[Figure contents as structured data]
☆ ☆ ☆
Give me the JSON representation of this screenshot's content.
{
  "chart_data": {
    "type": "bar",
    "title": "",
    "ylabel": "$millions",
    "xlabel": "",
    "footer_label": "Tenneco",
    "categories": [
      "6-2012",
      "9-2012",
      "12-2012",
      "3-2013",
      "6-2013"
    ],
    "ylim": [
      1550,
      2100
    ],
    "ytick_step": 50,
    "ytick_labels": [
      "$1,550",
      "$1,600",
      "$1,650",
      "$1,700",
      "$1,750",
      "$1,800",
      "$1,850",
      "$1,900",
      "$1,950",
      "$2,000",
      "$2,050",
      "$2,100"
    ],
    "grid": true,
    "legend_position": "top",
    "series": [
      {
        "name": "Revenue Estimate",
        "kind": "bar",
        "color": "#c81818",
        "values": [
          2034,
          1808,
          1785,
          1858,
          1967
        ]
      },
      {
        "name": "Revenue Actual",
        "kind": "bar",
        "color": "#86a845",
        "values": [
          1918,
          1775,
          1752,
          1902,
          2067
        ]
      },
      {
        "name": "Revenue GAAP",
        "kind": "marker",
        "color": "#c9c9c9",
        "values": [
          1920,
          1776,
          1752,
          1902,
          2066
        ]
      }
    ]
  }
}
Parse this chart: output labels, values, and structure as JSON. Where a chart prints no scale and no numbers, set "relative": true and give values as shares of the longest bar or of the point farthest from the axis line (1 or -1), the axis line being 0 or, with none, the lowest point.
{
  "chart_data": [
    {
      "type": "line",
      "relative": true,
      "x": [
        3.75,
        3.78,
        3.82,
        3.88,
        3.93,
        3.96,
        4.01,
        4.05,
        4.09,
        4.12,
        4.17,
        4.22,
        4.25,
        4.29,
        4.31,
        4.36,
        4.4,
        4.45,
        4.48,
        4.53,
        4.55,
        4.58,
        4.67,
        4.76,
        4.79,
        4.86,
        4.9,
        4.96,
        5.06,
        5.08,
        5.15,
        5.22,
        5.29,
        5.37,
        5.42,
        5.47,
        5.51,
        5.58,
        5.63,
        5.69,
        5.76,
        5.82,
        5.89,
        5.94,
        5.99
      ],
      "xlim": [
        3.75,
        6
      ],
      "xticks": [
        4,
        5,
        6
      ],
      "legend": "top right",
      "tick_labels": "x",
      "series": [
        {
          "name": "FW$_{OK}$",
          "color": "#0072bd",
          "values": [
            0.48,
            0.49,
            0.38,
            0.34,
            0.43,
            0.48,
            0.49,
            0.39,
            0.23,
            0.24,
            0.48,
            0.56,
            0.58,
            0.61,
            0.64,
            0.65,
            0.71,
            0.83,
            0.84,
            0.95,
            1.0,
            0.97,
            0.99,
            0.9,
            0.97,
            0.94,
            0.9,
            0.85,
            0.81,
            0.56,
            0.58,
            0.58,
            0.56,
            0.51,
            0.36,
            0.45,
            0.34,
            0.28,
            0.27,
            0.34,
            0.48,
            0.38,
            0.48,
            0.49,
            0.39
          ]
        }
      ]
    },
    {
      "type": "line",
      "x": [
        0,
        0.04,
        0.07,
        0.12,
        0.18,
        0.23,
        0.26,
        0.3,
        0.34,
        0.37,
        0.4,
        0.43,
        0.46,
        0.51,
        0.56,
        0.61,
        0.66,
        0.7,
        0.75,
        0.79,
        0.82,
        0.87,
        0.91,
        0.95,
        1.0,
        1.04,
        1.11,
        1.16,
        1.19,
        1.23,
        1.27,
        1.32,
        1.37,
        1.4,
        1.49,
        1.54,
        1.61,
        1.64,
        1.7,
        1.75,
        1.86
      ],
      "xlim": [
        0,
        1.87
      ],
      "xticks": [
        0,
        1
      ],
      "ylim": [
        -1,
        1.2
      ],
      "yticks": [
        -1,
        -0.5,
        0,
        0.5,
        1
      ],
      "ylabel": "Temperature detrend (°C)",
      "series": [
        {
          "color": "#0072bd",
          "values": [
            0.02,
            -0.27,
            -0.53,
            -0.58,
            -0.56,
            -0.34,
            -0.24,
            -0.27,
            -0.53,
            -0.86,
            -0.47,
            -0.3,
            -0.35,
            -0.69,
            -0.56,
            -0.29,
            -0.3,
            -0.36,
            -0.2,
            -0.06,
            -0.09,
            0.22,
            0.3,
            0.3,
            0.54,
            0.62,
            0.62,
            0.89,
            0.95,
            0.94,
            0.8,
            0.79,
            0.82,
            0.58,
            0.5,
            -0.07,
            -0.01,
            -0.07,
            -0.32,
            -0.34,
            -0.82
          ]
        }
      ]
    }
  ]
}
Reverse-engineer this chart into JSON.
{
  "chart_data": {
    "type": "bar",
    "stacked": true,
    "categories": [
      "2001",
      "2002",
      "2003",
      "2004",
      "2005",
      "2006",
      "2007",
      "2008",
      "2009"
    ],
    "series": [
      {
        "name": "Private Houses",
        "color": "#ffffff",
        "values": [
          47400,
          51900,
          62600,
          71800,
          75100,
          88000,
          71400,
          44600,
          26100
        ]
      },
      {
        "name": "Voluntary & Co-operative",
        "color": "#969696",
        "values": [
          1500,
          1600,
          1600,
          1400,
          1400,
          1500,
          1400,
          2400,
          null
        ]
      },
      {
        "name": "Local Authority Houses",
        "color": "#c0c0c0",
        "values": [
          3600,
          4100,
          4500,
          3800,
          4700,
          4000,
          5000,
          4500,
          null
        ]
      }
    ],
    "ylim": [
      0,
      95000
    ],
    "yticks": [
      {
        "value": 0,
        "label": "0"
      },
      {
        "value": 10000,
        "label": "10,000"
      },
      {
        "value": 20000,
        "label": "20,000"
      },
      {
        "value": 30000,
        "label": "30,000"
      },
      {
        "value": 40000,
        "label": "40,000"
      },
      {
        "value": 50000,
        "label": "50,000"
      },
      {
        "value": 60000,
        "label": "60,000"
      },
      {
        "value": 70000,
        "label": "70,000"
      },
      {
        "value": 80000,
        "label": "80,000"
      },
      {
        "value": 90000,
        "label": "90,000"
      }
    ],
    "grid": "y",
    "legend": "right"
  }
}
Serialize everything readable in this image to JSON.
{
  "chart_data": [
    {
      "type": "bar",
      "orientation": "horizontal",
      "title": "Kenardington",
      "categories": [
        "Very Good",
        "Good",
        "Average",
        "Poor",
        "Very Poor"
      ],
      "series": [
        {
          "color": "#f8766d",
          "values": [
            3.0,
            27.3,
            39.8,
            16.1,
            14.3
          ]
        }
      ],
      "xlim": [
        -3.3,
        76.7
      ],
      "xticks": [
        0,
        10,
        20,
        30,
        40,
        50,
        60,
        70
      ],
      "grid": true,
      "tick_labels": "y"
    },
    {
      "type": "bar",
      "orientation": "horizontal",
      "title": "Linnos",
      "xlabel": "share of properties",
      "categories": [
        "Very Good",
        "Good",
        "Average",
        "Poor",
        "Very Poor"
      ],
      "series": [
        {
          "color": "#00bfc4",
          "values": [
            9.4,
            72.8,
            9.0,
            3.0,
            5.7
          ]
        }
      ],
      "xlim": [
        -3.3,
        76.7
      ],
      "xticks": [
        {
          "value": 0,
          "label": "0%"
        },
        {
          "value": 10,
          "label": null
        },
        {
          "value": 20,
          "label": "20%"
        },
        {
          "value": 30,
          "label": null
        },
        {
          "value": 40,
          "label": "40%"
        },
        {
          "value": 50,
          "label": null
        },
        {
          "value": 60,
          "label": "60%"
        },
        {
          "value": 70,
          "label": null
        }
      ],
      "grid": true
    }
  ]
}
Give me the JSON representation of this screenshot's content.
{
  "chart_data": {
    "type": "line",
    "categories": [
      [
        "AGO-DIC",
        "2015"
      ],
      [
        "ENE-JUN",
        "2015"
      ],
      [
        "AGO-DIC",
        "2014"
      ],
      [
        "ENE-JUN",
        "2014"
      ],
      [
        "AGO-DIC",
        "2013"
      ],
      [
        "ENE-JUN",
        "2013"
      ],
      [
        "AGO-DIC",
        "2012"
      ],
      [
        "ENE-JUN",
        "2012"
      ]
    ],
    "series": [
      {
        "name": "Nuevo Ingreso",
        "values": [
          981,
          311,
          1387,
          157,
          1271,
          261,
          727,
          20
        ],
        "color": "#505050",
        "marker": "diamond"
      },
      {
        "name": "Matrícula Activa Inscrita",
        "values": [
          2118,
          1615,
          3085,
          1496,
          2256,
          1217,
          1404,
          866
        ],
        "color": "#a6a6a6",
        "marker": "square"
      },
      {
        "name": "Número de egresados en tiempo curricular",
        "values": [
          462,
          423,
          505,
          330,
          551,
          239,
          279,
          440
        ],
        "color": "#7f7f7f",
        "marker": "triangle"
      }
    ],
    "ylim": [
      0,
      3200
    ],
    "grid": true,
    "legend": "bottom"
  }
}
☆ ☆ ☆
→ **Instructions for the task**
Report each line in the data that holds the word "title".

→ **In response**
    "title": "",
      "title": "Kenardington",
      "title": "Linnos",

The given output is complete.